* [Given data]
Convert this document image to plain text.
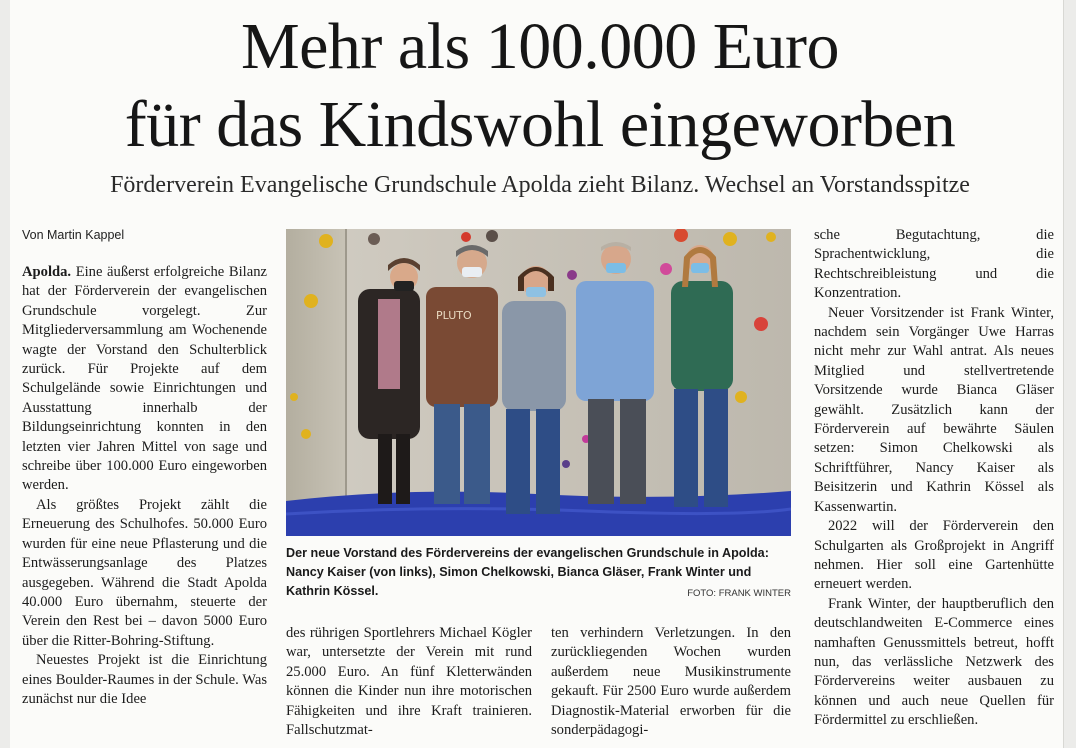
Mehr als 100.000 Euro
für das Kindswohl eingeworben
Förderverein Evangelische Grundschule Apolda zieht Bilanz. Wechsel an Vorstandsspitze
Von Martin Kappel

Apolda. Eine äußerst erfolgreiche Bilanz hat der Förderverein der evangelischen Grundschule vorgelegt. Zur Mitgliederversammlung am Wochenende wagte der Vorstand den Schulterblick zurück. Für Projekte auf dem Schulgelände sowie Einrichtungen und Ausstattung innerhalb der Bildungseinrichtung konnten in den letzten vier Jahren Mittel von sage und schreibe über 100.000 Euro eingeworben werden.

Als größtes Projekt zählt die Erneuerung des Schulhofes. 50.000 Euro wurden für eine neue Pflasterung und die Entwässerungsanlage des Platzes ausgegeben. Während die Stadt Apolda 40.000 Euro übernahm, steuerte der Verein den Rest bei – davon 5000 Euro über die Ritter-Bohring-Stiftung.

Neuestes Projekt ist die Einrichtung eines Boulder-Raumes in der Schule. Was zunächst nur die Idee

PLUTO
Der neue Vorstand des Fördervereins der evangelischen Grundschule in Apolda: Nancy Kaiser (von links), Simon Chelkowski, Bianca Gläser, Frank Winter und Kathrin Kössel.	FOTO: FRANK WINTER

des rührigen Sportlehrers Michael Kögler war, untersetzte der Verein mit rund 25.000 Euro. An fünf Kletterwänden können die Kinder nun ihre motorischen Fähigkeiten und ihre Kraft trainieren. Fallschutzmat-

ten verhindern Verletzungen. In den zurückliegenden Wochen wurden außerdem neue Musikinstrumente gekauft. Für 2500 Euro wurde außerdem Diagnostik-Material erworben für die sonderpädagogi-

sche Begutachtung, die Sprachentwicklung, die Rechtschreibleistung und die Konzentration.

Neuer Vorsitzender ist Frank Winter, nachdem sein Vorgänger Uwe Harras nicht mehr zur Wahl antrat. Als neues Mitglied und stellvertretende Vorsitzende wurde Bianca Gläser gewählt. Zusätzlich kann der Förderverein auf bewährte Säulen setzen: Simon Chelkowski als Schriftführer, Nancy Kaiser als Beisitzerin und Kathrin Kössel als Kassenwartin.

2022 will der Förderverein den Schulgarten als Großprojekt in Angriff nehmen. Hier soll eine Gartenhütte erneuert werden.

Frank Winter, der hauptberuflich den deutschlandweiten E-Commerce eines namhaften Genussmittels betreut, hofft nun, das verlässliche Netzwerk des Fördervereins weiter ausbauen zu können und auch neue Quellen für Fördermittel zu erschließen.
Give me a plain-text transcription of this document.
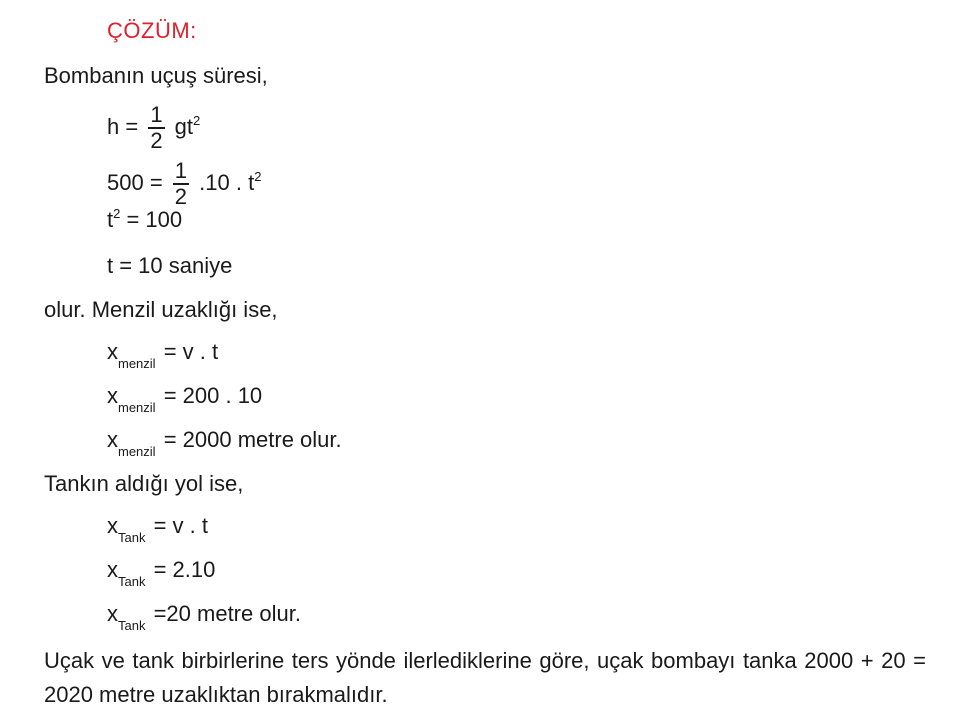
ÇÖZÜM:
Bombanın uçuş süresi,
$h = \frac{1}{2} gt^2$
$500 = \frac{1}{2} .10$ . $t^2$
$t^2 = 100$
t = 10 saniye
olur. Menzil uzaklığı ise,
$x_{menzil} = v$ . t
$x_{menzil} = 200$ . 10
$x_{menzil} = 2000$ metre olur.
Tankın aldığı yol ise,
$x_{Tank} = v$ . t
$x_{Tank} = 2.10$
$x_{Tank} =20$ metre olur.
Uçak ve tank birbirlerine ters yönde ilerlediklerine göre, uçak bombayı tanka 2000 + 20 = 2020 metre uzaklıktan bırakmalıdır.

* [What this task involves] Locate each line with the word "text" and copy it.

* [Response]
Convert this document image to plain text.
Give me a plain-text transcription of this document.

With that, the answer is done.